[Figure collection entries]
--- --- ---

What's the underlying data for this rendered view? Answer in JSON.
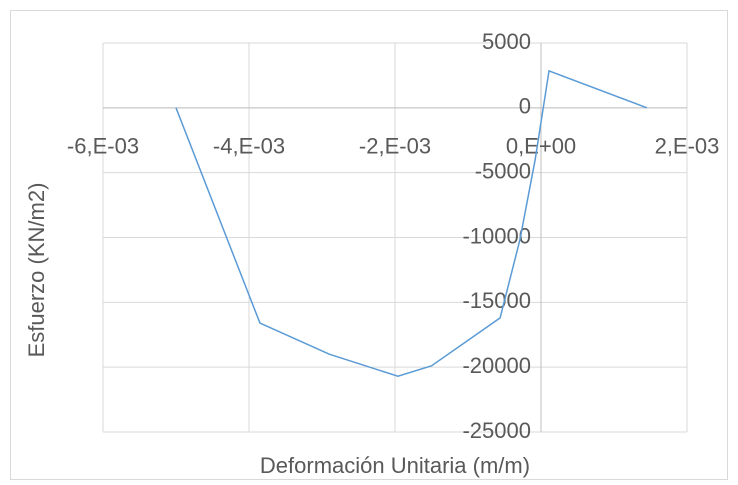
{
  "chart_data": {
    "type": "line",
    "xlabel": "Deformación Unitaria (m/m)",
    "ylabel": "Esfuerzo (KN/m2)",
    "series": [
      {
        "color": "#5b9bd5",
        "x": [
          -0.005,
          -0.00385,
          -0.0029,
          -0.00196,
          -0.0015,
          -0.00056,
          -0.00029,
          -8e-05,
          0.00011,
          0.00145
        ],
        "values": [
          0,
          -16600,
          -19000,
          -20700,
          -19900,
          -16200,
          -10200,
          -4000,
          2850,
          0
        ]
      }
    ],
    "xlim": [
      -0.006,
      0.002
    ],
    "xticks": [
      {
        "value": -0.006,
        "label": "-6,E-03"
      },
      {
        "value": -0.004,
        "label": "-4,E-03"
      },
      {
        "value": -0.002,
        "label": "-2,E-03"
      },
      {
        "value": 0,
        "label": "0,E+00"
      },
      {
        "value": 0.002,
        "label": "2,E-03"
      }
    ],
    "ylim": [
      -25000,
      5000
    ],
    "yticks": [
      5000,
      0,
      -5000,
      -10000,
      -15000,
      -20000,
      -25000
    ],
    "grid": true
  }
}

--- --- ---

## TASK STATEMENT
Write the records above out again exactly, with no pictures in your copy.

## FULL ANSWER
What's the underlying data for this rendered view? Answer in JSON.
{
  "chart_data": {
    "type": "line",
    "xlabel": "Deformación Unitaria (m/m)",
    "ylabel": "Esfuerzo (KN/m2)",
    "series": [
      {
        "color": "#5b9bd5",
        "x": [
          -0.005,
          -0.00385,
          -0.0029,
          -0.00196,
          -0.0015,
          -0.00056,
          -0.00029,
          -8e-05,
          0.00011,
          0.00145
        ],
        "values": [
          0,
          -16600,
          -19000,
          -20700,
          -19900,
          -16200,
          -10200,
          -4000,
          2850,
          0
        ]
      }
    ],
    "xlim": [
      -0.006,
      0.002
    ],
    "xticks": [
      {
        "value": -0.006,
        "label": "-6,E-03"
      },
      {
        "value": -0.004,
        "label": "-4,E-03"
      },
      {
        "value": -0.002,
        "label": "-2,E-03"
      },
      {
        "value": 0,
        "label": "0,E+00"
      },
      {
        "value": 0.002,
        "label": "2,E-03"
      }
    ],
    "ylim": [
      -25000,
      5000
    ],
    "yticks": [
      5000,
      0,
      -5000,
      -10000,
      -15000,
      -20000,
      -25000
    ],
    "grid": true
  }
}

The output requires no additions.